** START DATASET EXCERPTS **

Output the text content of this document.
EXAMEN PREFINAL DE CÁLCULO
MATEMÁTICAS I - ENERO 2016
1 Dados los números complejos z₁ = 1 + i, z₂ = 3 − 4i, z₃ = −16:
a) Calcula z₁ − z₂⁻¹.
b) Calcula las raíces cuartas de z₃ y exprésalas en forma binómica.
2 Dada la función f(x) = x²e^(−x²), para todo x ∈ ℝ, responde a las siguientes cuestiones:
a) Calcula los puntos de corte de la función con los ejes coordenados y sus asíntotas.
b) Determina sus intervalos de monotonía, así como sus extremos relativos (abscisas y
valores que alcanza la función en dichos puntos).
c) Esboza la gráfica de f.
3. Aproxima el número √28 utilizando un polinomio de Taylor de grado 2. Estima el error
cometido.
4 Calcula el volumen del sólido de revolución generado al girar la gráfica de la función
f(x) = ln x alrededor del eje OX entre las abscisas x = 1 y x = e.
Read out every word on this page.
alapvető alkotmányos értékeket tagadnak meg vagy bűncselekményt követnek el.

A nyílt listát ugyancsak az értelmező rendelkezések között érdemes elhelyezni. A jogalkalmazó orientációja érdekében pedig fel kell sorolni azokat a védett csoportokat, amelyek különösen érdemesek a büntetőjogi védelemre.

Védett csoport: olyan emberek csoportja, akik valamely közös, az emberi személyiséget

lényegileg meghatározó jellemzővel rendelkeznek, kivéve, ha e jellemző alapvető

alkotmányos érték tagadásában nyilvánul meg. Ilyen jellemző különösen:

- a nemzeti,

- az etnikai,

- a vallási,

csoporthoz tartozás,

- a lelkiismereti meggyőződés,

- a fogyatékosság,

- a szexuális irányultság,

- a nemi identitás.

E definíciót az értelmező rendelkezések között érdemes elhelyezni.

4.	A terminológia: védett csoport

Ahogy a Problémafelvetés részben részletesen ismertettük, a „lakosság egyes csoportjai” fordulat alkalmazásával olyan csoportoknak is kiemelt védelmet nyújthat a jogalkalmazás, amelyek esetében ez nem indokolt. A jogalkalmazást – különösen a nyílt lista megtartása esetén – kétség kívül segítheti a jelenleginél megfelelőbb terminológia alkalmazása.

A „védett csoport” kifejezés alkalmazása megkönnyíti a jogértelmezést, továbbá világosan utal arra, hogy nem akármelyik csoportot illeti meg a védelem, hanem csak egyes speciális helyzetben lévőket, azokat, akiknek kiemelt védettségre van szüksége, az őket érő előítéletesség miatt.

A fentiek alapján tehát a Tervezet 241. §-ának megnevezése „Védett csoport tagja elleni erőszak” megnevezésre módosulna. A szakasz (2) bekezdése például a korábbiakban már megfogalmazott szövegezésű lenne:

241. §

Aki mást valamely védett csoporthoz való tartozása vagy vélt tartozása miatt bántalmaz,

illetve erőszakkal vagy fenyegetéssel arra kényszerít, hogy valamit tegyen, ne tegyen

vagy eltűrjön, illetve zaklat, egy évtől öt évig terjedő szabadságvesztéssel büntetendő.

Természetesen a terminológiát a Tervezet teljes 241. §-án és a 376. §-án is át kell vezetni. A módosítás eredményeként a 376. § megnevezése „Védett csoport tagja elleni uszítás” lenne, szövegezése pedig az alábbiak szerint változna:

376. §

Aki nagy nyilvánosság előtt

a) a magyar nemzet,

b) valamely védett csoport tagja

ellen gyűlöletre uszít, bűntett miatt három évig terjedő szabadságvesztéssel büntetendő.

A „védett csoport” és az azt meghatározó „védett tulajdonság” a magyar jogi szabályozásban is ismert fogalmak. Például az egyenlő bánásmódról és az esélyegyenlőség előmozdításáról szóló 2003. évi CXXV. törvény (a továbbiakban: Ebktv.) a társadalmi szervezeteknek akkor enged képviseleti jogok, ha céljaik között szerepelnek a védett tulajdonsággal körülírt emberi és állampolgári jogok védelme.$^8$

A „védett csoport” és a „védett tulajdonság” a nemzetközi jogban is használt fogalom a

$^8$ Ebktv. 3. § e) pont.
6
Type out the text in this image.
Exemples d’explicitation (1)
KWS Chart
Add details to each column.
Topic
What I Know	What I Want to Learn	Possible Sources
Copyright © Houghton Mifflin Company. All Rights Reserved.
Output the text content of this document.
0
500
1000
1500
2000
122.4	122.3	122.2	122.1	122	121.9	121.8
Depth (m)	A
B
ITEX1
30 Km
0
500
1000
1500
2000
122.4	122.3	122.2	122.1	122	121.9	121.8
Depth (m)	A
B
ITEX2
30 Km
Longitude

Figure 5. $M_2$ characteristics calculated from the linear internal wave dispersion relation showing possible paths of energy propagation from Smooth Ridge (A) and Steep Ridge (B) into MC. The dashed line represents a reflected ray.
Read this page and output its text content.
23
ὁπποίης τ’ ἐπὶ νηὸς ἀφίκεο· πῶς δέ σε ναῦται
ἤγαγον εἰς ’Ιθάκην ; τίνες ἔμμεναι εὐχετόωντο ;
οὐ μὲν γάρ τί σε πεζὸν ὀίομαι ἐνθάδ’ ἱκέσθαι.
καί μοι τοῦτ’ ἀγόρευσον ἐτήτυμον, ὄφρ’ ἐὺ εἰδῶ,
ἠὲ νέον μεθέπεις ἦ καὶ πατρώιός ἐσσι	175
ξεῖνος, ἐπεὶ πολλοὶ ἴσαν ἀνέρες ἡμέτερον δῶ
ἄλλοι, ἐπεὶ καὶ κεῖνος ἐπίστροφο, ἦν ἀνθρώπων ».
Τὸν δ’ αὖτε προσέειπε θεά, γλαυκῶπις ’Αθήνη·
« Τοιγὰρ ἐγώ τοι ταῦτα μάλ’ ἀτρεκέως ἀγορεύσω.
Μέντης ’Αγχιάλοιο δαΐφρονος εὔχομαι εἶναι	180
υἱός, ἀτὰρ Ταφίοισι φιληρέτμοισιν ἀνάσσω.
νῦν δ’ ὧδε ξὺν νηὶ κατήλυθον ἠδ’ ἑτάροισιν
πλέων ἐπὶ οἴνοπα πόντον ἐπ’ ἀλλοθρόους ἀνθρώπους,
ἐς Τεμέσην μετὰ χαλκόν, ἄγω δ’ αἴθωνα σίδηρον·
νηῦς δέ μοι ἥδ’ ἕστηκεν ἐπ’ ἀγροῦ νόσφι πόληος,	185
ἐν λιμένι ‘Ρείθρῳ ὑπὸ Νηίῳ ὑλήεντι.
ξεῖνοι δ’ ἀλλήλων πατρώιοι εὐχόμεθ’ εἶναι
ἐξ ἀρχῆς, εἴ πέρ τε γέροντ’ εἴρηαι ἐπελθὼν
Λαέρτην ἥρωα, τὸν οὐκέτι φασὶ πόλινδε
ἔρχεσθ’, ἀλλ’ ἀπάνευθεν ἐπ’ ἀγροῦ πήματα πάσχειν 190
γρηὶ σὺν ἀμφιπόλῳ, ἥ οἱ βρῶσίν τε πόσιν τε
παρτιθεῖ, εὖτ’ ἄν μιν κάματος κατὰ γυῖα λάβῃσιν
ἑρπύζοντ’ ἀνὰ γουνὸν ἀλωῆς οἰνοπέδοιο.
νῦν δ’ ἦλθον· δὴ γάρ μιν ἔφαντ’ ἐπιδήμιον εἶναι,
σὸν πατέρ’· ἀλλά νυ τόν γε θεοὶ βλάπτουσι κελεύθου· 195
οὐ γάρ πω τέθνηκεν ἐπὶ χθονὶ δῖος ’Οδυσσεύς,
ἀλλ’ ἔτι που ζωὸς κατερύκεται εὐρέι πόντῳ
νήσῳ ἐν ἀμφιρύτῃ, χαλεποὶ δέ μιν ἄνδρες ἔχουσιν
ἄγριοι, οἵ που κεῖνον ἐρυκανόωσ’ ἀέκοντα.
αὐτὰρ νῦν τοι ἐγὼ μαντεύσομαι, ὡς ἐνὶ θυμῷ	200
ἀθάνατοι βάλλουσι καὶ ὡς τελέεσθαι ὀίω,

** END DATASET EXCERPTS **

In the listing, find every line with the word "terminológia" and state how many there are, nothing more.

2